Write out the complete material exactly as it stands.

__Dataset items__
>>

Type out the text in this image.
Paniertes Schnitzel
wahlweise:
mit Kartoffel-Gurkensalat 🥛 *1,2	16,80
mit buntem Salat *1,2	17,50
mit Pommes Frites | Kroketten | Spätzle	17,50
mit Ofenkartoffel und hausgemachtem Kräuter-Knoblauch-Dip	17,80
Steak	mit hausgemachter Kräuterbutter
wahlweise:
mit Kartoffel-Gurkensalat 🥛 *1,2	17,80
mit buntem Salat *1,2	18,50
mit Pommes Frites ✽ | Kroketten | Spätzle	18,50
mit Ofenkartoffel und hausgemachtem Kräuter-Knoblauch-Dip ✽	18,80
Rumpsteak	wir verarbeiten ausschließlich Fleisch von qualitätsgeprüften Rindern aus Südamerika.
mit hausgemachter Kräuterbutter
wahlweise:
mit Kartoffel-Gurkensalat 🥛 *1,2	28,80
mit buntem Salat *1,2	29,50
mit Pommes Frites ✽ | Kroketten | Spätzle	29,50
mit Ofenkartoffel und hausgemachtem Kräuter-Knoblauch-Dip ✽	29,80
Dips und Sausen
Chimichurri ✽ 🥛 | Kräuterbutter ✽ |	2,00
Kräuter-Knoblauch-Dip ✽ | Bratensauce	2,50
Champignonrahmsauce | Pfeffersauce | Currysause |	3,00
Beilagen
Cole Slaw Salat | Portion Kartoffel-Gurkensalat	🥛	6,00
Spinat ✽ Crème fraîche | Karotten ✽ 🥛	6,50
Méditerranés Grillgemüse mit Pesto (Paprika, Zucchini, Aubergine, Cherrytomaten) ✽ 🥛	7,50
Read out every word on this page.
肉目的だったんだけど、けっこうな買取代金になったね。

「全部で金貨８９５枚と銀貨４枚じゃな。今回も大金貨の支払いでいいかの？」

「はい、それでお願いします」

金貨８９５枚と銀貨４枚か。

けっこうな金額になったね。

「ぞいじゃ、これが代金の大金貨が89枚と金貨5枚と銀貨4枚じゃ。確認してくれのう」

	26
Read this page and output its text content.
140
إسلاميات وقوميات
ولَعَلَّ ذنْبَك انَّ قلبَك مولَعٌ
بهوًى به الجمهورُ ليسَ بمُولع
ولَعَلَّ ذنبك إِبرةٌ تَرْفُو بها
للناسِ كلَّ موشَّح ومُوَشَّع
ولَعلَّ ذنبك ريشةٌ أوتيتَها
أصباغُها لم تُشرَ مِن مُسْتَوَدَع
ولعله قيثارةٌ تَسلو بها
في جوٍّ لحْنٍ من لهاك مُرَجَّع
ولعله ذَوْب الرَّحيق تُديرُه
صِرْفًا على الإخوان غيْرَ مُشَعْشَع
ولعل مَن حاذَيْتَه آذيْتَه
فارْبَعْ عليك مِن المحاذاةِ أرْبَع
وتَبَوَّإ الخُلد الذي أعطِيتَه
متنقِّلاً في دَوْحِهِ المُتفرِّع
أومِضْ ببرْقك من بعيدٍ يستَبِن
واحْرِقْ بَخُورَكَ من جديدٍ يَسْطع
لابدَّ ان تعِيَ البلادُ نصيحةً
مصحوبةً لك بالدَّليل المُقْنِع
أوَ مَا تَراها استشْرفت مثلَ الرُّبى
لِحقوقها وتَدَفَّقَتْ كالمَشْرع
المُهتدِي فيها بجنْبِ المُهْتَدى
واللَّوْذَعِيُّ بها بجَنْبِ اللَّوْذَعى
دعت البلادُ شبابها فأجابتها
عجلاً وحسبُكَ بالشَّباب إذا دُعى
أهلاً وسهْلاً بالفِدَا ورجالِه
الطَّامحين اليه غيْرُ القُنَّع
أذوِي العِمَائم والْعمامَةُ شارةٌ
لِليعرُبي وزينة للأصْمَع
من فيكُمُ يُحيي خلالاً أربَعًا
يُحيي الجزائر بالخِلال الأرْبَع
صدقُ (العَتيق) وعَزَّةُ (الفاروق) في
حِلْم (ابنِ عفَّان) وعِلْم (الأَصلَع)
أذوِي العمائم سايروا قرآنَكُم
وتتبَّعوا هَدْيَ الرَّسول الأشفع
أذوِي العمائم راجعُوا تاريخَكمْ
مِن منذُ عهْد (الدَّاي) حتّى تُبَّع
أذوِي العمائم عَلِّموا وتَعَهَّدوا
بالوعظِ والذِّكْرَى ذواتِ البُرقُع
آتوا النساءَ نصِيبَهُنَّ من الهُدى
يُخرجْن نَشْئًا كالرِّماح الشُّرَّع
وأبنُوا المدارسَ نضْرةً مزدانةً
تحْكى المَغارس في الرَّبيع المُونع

<<

__SOLUTION FOR THIS EXERCISE__
Type out the text in this image.
Paniertes Schnitzel
wahlweise:
mit Kartoffel-Gurkensalat 🥛 *1,2	16,80
mit buntem Salat *1,2	17,50
mit Pommes Frites | Kroketten | Spätzle	17,50
mit Ofenkartoffel und hausgemachtem Kräuter-Knoblauch-Dip	17,80
Steak	mit hausgemachter Kräuterbutter
wahlweise:
mit Kartoffel-Gurkensalat 🥛 *1,2	17,80
mit buntem Salat *1,2	18,50
mit Pommes Frites ✽ | Kroketten | Spätzle	18,50
mit Ofenkartoffel und hausgemachtem Kräuter-Knoblauch-Dip ✽	18,80
Rumpsteak	wir verarbeiten ausschließlich Fleisch von qualitätsgeprüften Rindern aus Südamerika.
mit hausgemachter Kräuterbutter
wahlweise:
mit Kartoffel-Gurkensalat 🥛 *1,2	28,80
mit buntem Salat *1,2	29,50
mit Pommes Frites ✽ | Kroketten | Spätzle	29,50
mit Ofenkartoffel und hausgemachtem Kräuter-Knoblauch-Dip ✽	29,80
Dips und Sausen
Chimichurri ✽ 🥛 | Kräuterbutter ✽ |	2,00
Kräuter-Knoblauch-Dip ✽ | Bratensauce	2,50
Champignonrahmsauce | Pfeffersauce | Currysause |	3,00
Beilagen
Cole Slaw Salat | Portion Kartoffel-Gurkensalat	🥛	6,00
Spinat ✽ Crème fraîche | Karotten ✽ 🥛	6,50
Méditerranés Grillgemüse mit Pesto (Paprika, Zucchini, Aubergine, Cherrytomaten) ✽ 🥛	7,50
Read out every word on this page.
肉目的だったんだけど、けっこうな買取代金になったね。

「全部で金貨８９５枚と銀貨４枚じゃな。今回も大金貨の支払いでいいかの？」

「はい、それでお願いします」

金貨８９５枚と銀貨４枚か。

けっこうな金額になったね。

「ぞいじゃ、これが代金の大金貨が89枚と金貨5枚と銀貨4枚じゃ。確認してくれのう」

	26
Read this page and output its text content.
140
إسلاميات وقوميات
ولَعَلَّ ذنْبَك انَّ قلبَك مولَعٌ
بهوًى به الجمهورُ ليسَ بمُولع
ولَعَلَّ ذنبك إِبرةٌ تَرْفُو بها
للناسِ كلَّ موشَّح ومُوَشَّع
ولَعلَّ ذنبك ريشةٌ أوتيتَها
أصباغُها لم تُشرَ مِن مُسْتَوَدَع
ولعله قيثارةٌ تَسلو بها
في جوٍّ لحْنٍ من لهاك مُرَجَّع
ولعله ذَوْب الرَّحيق تُديرُه
صِرْفًا على الإخوان غيْرَ مُشَعْشَع
ولعل مَن حاذَيْتَه آذيْتَه
فارْبَعْ عليك مِن المحاذاةِ أرْبَع
وتَبَوَّإ الخُلد الذي أعطِيتَه
متنقِّلاً في دَوْحِهِ المُتفرِّع
أومِضْ ببرْقك من بعيدٍ يستَبِن
واحْرِقْ بَخُورَكَ من جديدٍ يَسْطع
لابدَّ ان تعِيَ البلادُ نصيحةً
مصحوبةً لك بالدَّليل المُقْنِع
أوَ مَا تَراها استشْرفت مثلَ الرُّبى
لِحقوقها وتَدَفَّقَتْ كالمَشْرع
المُهتدِي فيها بجنْبِ المُهْتَدى
واللَّوْذَعِيُّ بها بجَنْبِ اللَّوْذَعى
دعت البلادُ شبابها فأجابتها
عجلاً وحسبُكَ بالشَّباب إذا دُعى
أهلاً وسهْلاً بالفِدَا ورجالِه
الطَّامحين اليه غيْرُ القُنَّع
أذوِي العِمَائم والْعمامَةُ شارةٌ
لِليعرُبي وزينة للأصْمَع
من فيكُمُ يُحيي خلالاً أربَعًا
يُحيي الجزائر بالخِلال الأرْبَع
صدقُ (العَتيق) وعَزَّةُ (الفاروق) في
حِلْم (ابنِ عفَّان) وعِلْم (الأَصلَع)
أذوِي العمائم سايروا قرآنَكُم
وتتبَّعوا هَدْيَ الرَّسول الأشفع
أذوِي العمائم راجعُوا تاريخَكمْ
مِن منذُ عهْد (الدَّاي) حتّى تُبَّع
أذوِي العمائم عَلِّموا وتَعَهَّدوا
بالوعظِ والذِّكْرَى ذواتِ البُرقُع
آتوا النساءَ نصِيبَهُنَّ من الهُدى
يُخرجْن نَشْئًا كالرِّماح الشُّرَّع
وأبنُوا المدارسَ نضْرةً مزدانةً
تحْكى المَغارس في الرَّبيع المُونع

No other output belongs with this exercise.